Given problem: Search the data below for the string "reconociendo". Extract every line that contains it.
□ □ □
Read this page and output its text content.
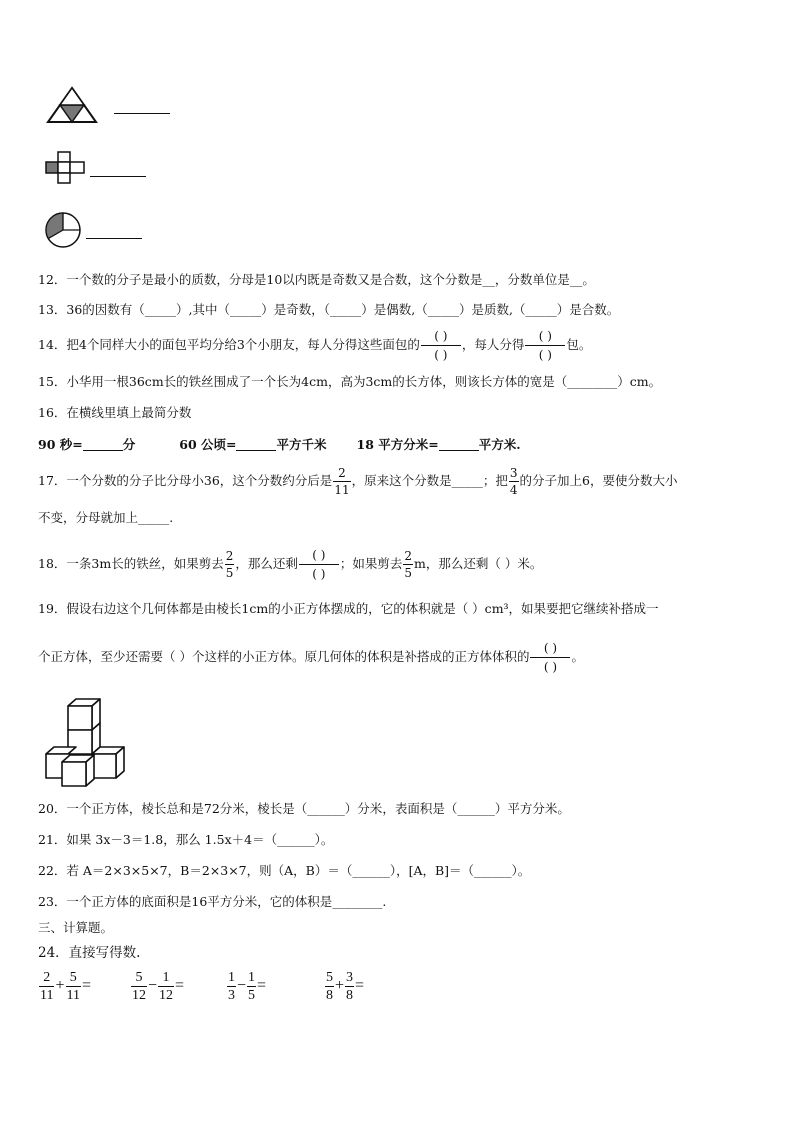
12．一个数的分子是最小的质数，分母是10以内既是奇数又是合数，这个分数是__，分数单位是__。
13．36的因数有（_____）,其中（_____）是奇数，（_____）是偶数,（_____）是质数,（_____）是合数。
14．把4个同样大小的面包平均分给3个小朋友，每人分得这些面包的 $\frac{( )}{( )}$ ，每人分得 $\frac{( )}{( )}$ 包。
15．小华用一根36cm长的铁丝围成了一个长为4cm，高为3cm的长方体，则该长方体的宽是（________）cm。
16．在横线里填上最简分数
90 秒=	分	60 公顷=	平方千米 18 平方分米=	平方米.
17．一个分数的分子比分母小36，这个分数约分后是 $\frac{2}{11}$ ，原来这个分数是_____；把 $\frac{3}{4}$ 的分子加上6，要使分数大小
不变，分母就加上_____.
18．一条3m长的铁丝，如果剪去 $\frac{2}{5}$ ，那么还剩 $\frac{( )}{( )}$ ；如果剪去 $\frac{2}{5}$ m，那么还剩（ ）米。
19．假设右边这个几何体都是由棱长1cm的小正方体摆成的，它的体积就是（ ）cm³，如果要把它继续补搭成一
个正方体，至少还需要（ ）个这样的小正方体。原几何体的体积是补搭成的正方体体积的 $\frac{( )}{( )}$ 。
20．一个正方体，棱长总和是72分米，棱长是（______）分米，表面积是（______）平方分米。
21．如果 3x－3＝1.8，那么 1.5x＋4＝（______）。
22．若 A＝2×3×5×7，B＝2×3×7，则（A，B）＝（______），[A，B]＝（______）。
23．一个正方体的底面积是16平方分米，它的体积是________.
三、计算题。
24．直接写得数.
$\frac{2}{11} + \frac{5}{11}$ =	$\frac{5}{12} - \frac{1}{12}$ =	$\frac{1}{3} - \frac{1}{5}$ =	$\frac{5}{8} + \frac{3}{8}$ =
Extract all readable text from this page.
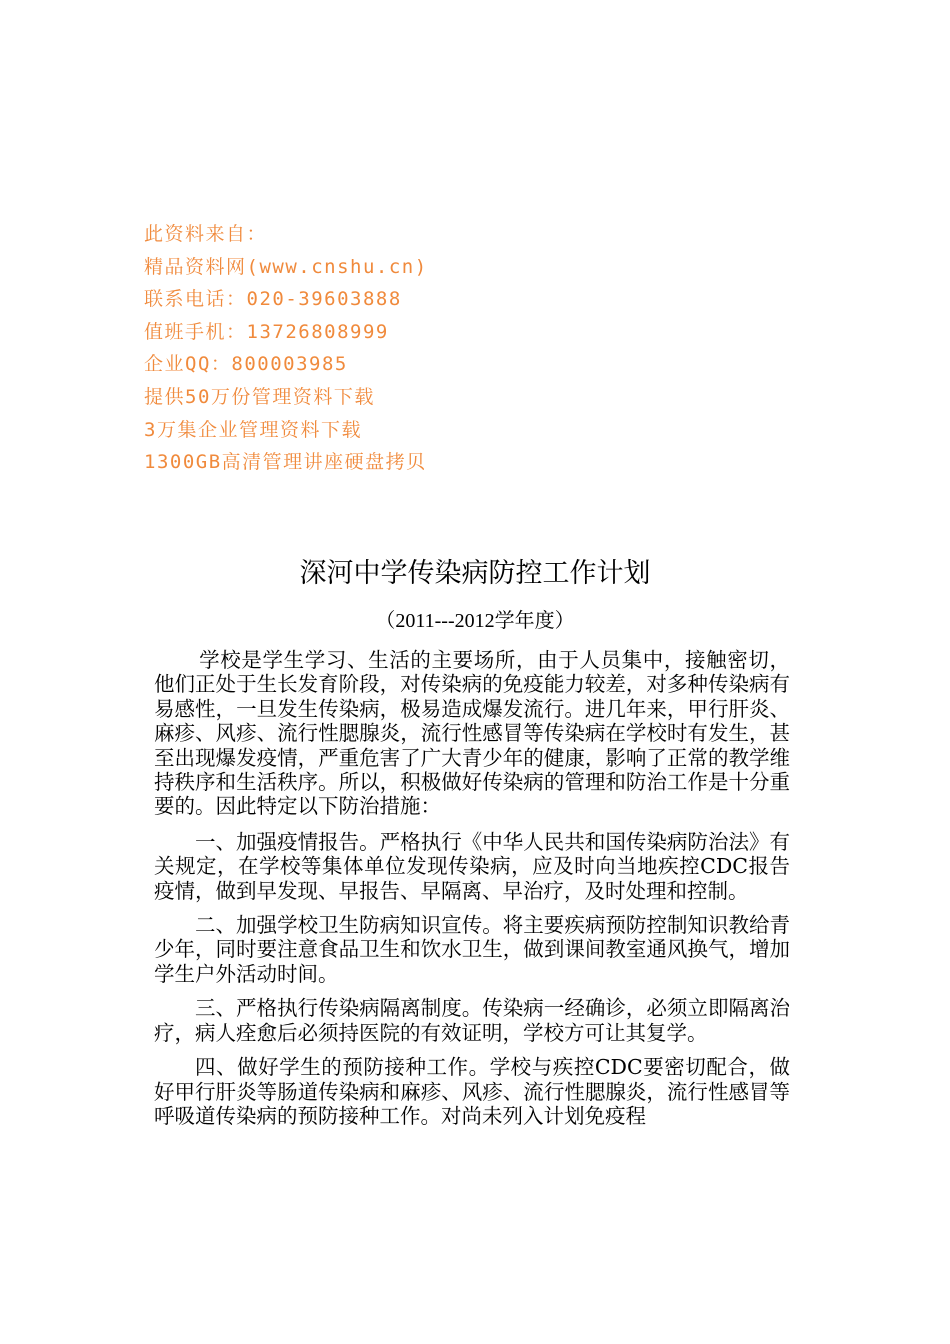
此资料来自：
精品资料网(www.cnshu.cn)
联系电话：020-39603888
值班手机：13726808999
企业QQ：800003985
提供50万份管理资料下载
3万集企业管理资料下载
1300GB高清管理讲座硬盘拷贝
深河中学传染病防控工作计划
（2011---2012学年度）

学校是学生学习、生活的主要场所，由于人员集中，接触密切，他们正处于生长发育阶段，对传染病的免疫能力较差，对多种传染病有易感性，一旦发生传染病，极易造成爆发流行。进几年来，甲行肝炎、麻疹、风疹、流行性腮腺炎，流行性感冒等传染病在学校时有发生，甚至出现爆发疫情，严重危害了广大青少年的健康，影响了正常的教学维持秩序和生活秩序。所以，积极做好传染病的管理和防治工作是十分重要的。因此特定以下防治措施：

一、加强疫情报告。严格执行《中华人民共和国传染病防治法》有关规定，在学校等集体单位发现传染病，应及时向当地疾控CDC报告疫情，做到早发现、早报告、早隔离、早治疗，及时处理和控制。

二、加强学校卫生防病知识宣传。将主要疾病预防控制知识教给青少年，同时要注意食品卫生和饮水卫生，做到课间教室通风换气，增加学生户外活动时间。

三、严格执行传染病隔离制度。传染病一经确诊，必须立即隔离治疗，病人痊愈后必须持医院的有效证明，学校方可让其复学。

四、做好学生的预防接种工作。学校与疾控CDC要密切配合，做好甲行肝炎等肠道传染病和麻疹、风疹、流行性腮腺炎，流行性感冒等呼吸道传染病的预防接种工作。对尚未列入计划免疫程
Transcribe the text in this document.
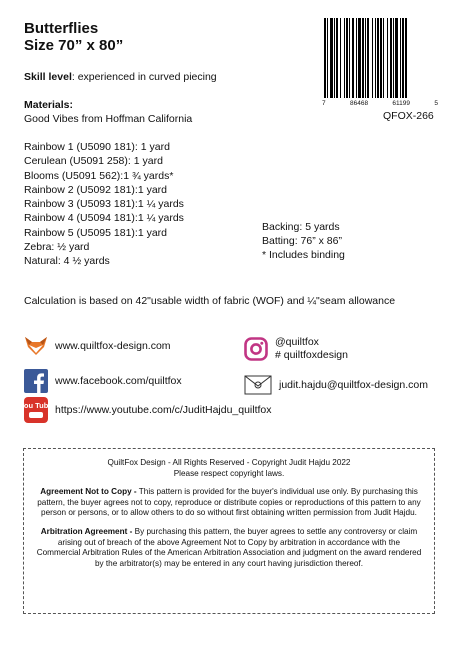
Butterflies
Size 70” x 80”
7	86468	61199	5
QFOX-266
Skill level: experienced in curved piecing
Materials:
Good Vibes from Hoffman California
Rainbow 1 (U5090 181): 1 yard
Cerulean (U5091 258): 1 yard
Blooms (U5091 562):1 ¾ yards*
Rainbow 2 (U5092 181):1 yard
Rainbow 3 (U5093 181):1 ¼ yards
Rainbow 4 (U5094 181):1 ¼ yards
Rainbow 5 (U5095 181):1 yard
Zebra: ½ yard
Natural: 4 ½ yards
Backing: 5 yards
Batting: 76” x 86”
* Includes binding
Calculation is based on 42"usable width of fabric (WOF) and ¼"seam allowance
www.quiltfox-design.com
www.facebook.com/quiltfox
You Tube https://www.youtube.com/c/JuditHajdu_quiltfox
@quiltfox
# quiltfoxdesign
judit.hajdu@quiltfox-design.com

QuiltFox Design - All Rights Reserved - Copyright Judit Hajdu 2022
Please respect copyright laws.

Agreement Not to Copy - This pattern is provided for the buyer's individual use only. By purchasing this pattern, the buyer agrees not to copy, reproduce or distribute copies or reproductions of this pattern to any person or persons, or to allow others to do so without first obtaining written permission from Judit Hajdu.

Arbitration Agreement - By purchasing this pattern, the buyer agrees to settle any controversy or claim arising out of breach of the above Agreement Not to Copy by arbitration in accordance with the Commercial Arbitration Rules of the American Arbitration Association and judgment on the award rendered by the arbitrator(s) may be entered in any court having jurisdiction thereof.
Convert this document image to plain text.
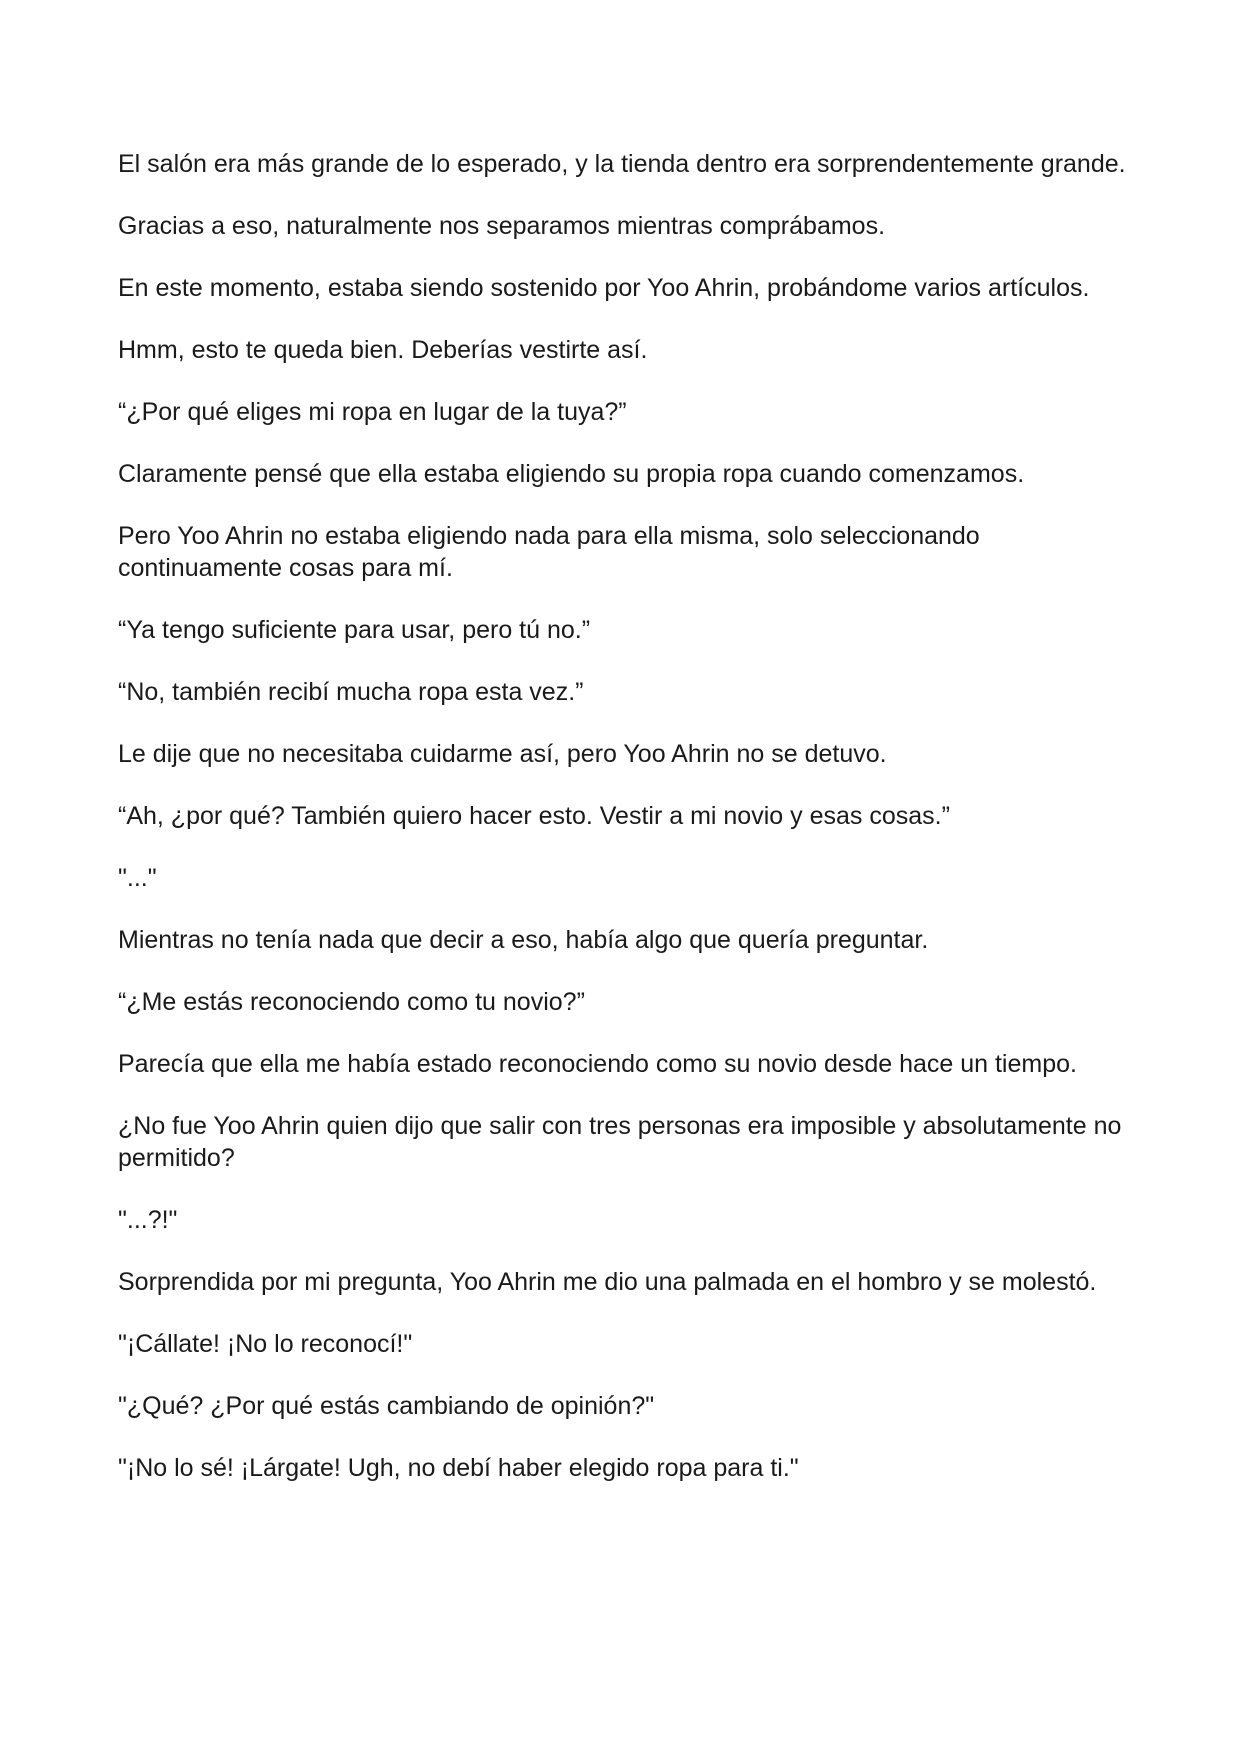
El salón era más grande de lo esperado, y la tienda dentro era sorprendentemente grande.

Gracias a eso, naturalmente nos separamos mientras comprábamos.

En este momento, estaba siendo sostenido por Yoo Ahrin, probándome varios artículos.

Hmm, esto te queda bien. Deberías vestirte así.

“¿Por qué eliges mi ropa en lugar de la tuya?”

Claramente pensé que ella estaba eligiendo su propia ropa cuando comenzamos.

Pero Yoo Ahrin no estaba eligiendo nada para ella misma, solo seleccionando continuamente cosas para mí.

“Ya tengo suficiente para usar, pero tú no.”

“No, también recibí mucha ropa esta vez.”

Le dije que no necesitaba cuidarme así, pero Yoo Ahrin no se detuvo.

“Ah, ¿por qué? También quiero hacer esto. Vestir a mi novio y esas cosas.”

"..."

Mientras no tenía nada que decir a eso, había algo que quería preguntar.

“¿Me estás reconociendo como tu novio?”

Parecía que ella me había estado reconociendo como su novio desde hace un tiempo.

¿No fue Yoo Ahrin quien dijo que salir con tres personas era imposible y absolutamente no permitido?

"...?!"

Sorprendida por mi pregunta, Yoo Ahrin me dio una palmada en el hombro y se molestó.

"¡Cállate! ¡No lo reconocí!"

"¿Qué? ¿Por qué estás cambiando de opinión?"

"¡No lo sé! ¡Lárgate! Ugh, no debí haber elegido ropa para ti."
□ □ □
Full solution:
“¿Me estás reconociendo como tu novio?”
Parecía que ella me había estado reconociendo como su novio desde hace un tiempo.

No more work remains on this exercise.